INSTRUCTION. Extract each line of the listing below that contains the string "section", and copy those lines in full.

MATERIAL SHOWN.
%%
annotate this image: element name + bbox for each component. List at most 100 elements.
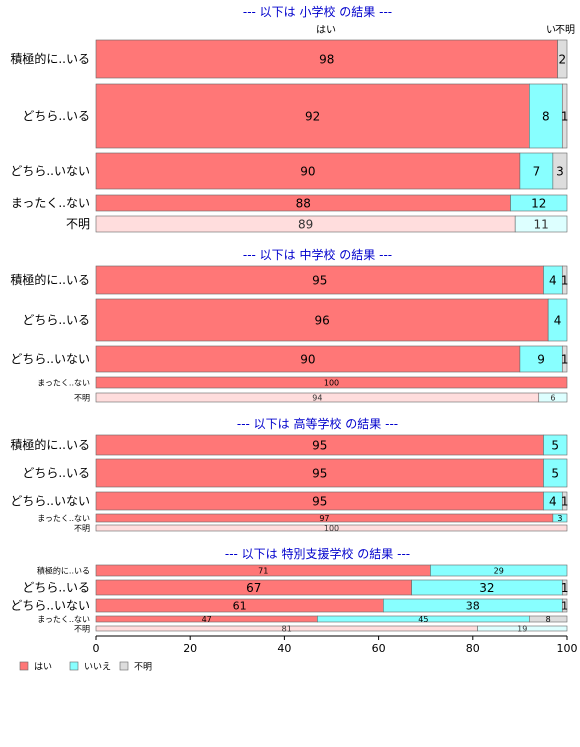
bar-segment-いいえ: [477, 625, 568, 632]
data-label: 6: [550, 393, 555, 402]
data-label: 89: [298, 217, 313, 231]
bar-segment-いいえ: [514, 215, 568, 233]
bar-segment-はい: [95, 83, 530, 149]
x-tick-label: 0: [93, 642, 100, 655]
column-header: 不明: [555, 24, 575, 36]
legend-swatch: [19, 661, 29, 671]
bar-segment-いいえ: [543, 458, 568, 488]
category-label: 不明: [66, 217, 90, 231]
category-label: どちら..いる: [22, 109, 90, 123]
data-label: 95: [312, 438, 327, 452]
data-label: 4: [554, 313, 562, 327]
legend-label: 不明: [134, 662, 152, 673]
data-label: 1: [561, 352, 569, 366]
data-label: 3: [557, 514, 562, 523]
data-label: 5: [551, 466, 559, 480]
data-label: 1: [561, 273, 569, 287]
data-label: 67: [246, 581, 261, 595]
bar-segment-不明: [561, 345, 568, 373]
data-label: 1: [561, 600, 568, 613]
data-label: 4: [549, 273, 557, 287]
x-tick-label: 40: [277, 642, 291, 655]
category-label: どちら..いない: [10, 494, 90, 508]
data-label: 98: [319, 52, 334, 66]
bar-segment-不明: [561, 598, 568, 613]
bar-segment-はい: [95, 39, 558, 79]
bar-segment-不明: [529, 615, 568, 623]
bar-segment-いいえ: [552, 513, 568, 523]
data-label: 1: [561, 581, 569, 595]
bar-segment-不明: [561, 579, 568, 596]
legend-swatch: [69, 661, 79, 671]
category-label: どちら..いる: [22, 313, 90, 327]
data-label: 88: [296, 196, 311, 210]
data-label: 19: [517, 624, 527, 633]
data-label: 1: [561, 494, 569, 508]
category-label: 積極的に..いる: [10, 272, 90, 287]
column-header: い: [546, 25, 556, 36]
data-label: 92: [305, 109, 320, 123]
bar-segment-いいえ: [547, 298, 568, 342]
category-label: まったく..ない: [11, 196, 90, 210]
section-title: --- 以下は 高等学校 の結果 ---: [237, 416, 398, 431]
category-label: まったく..ない: [37, 615, 90, 624]
category-label: どちら..いない: [10, 599, 90, 613]
bar-segment-いいえ: [543, 434, 568, 456]
bar-segment-はい: [95, 524, 568, 532]
data-label: 100: [324, 524, 339, 533]
bar-segment-はい: [95, 265, 544, 295]
bar-segment-いいえ: [430, 564, 568, 577]
data-label: 1: [561, 109, 569, 123]
data-label: 90: [300, 352, 315, 366]
data-label: 95: [312, 466, 327, 480]
section-title: --- 以下は 小学校 の結果 ---: [243, 4, 392, 19]
data-label: 100: [324, 378, 339, 387]
data-label: 96: [314, 313, 329, 327]
category-label: 積極的に..いる: [10, 51, 90, 66]
legend-label: はい: [34, 662, 52, 673]
data-label: 2: [558, 52, 566, 66]
data-label: 94: [312, 393, 322, 402]
legend-label: いいえ: [84, 662, 111, 673]
x-tick-label: 100: [557, 642, 578, 655]
data-label: 90: [300, 164, 315, 178]
data-label: 7: [533, 164, 541, 178]
bar-segment-不明: [561, 83, 568, 149]
x-tick-label: 20: [183, 642, 197, 655]
x-tick-label: 80: [466, 642, 480, 655]
bar-segment-不明: [557, 39, 568, 79]
data-label: 95: [312, 273, 327, 287]
data-label: 8: [546, 615, 551, 624]
category-label: 不明: [74, 625, 90, 634]
data-label: 11: [533, 217, 548, 231]
bar-segment-いいえ: [538, 392, 568, 403]
bar-segment-はい: [95, 376, 568, 389]
bar-segment-はい: [95, 152, 521, 190]
bar-segment-不明: [552, 152, 568, 190]
data-label: 4: [549, 494, 557, 508]
legend-swatch: [119, 661, 129, 671]
data-label: 29: [494, 566, 504, 575]
category-label: どちら..いない: [10, 352, 90, 366]
bar-segment-いいえ: [510, 194, 568, 212]
category-label: どちら..いる: [22, 581, 90, 595]
data-label: 97: [319, 514, 329, 523]
data-label: 9: [537, 352, 545, 366]
data-label: 71: [258, 566, 268, 575]
data-label: 3: [556, 164, 564, 178]
data-label: 61: [233, 600, 247, 613]
x-tick-label: 60: [372, 642, 386, 655]
bar-segment-はい: [95, 345, 521, 373]
section-title: --- 以下は 中学校 の結果 ---: [243, 247, 392, 262]
category-label: どちら..いる: [22, 466, 90, 480]
data-label: 12: [531, 196, 546, 210]
data-label: 95: [312, 494, 327, 508]
bar-segment-はい: [95, 458, 544, 488]
data-label: 45: [418, 615, 428, 624]
category-label: まったく..ない: [37, 514, 90, 523]
category-label: どちら..いない: [10, 164, 90, 178]
data-label: 32: [479, 581, 494, 595]
column-header: はい: [316, 24, 336, 36]
category-label: 不明: [74, 524, 90, 533]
%%
EXERCISE OUTPUT.
section-title: --- 以下は 高等学校 の結果 ---: [237, 416, 398, 431]
section-title: --- 以下は 小学校 の結果 ---: [243, 4, 392, 19]
section-title: --- 以下は 中学校 の結果 ---: [243, 247, 392, 262]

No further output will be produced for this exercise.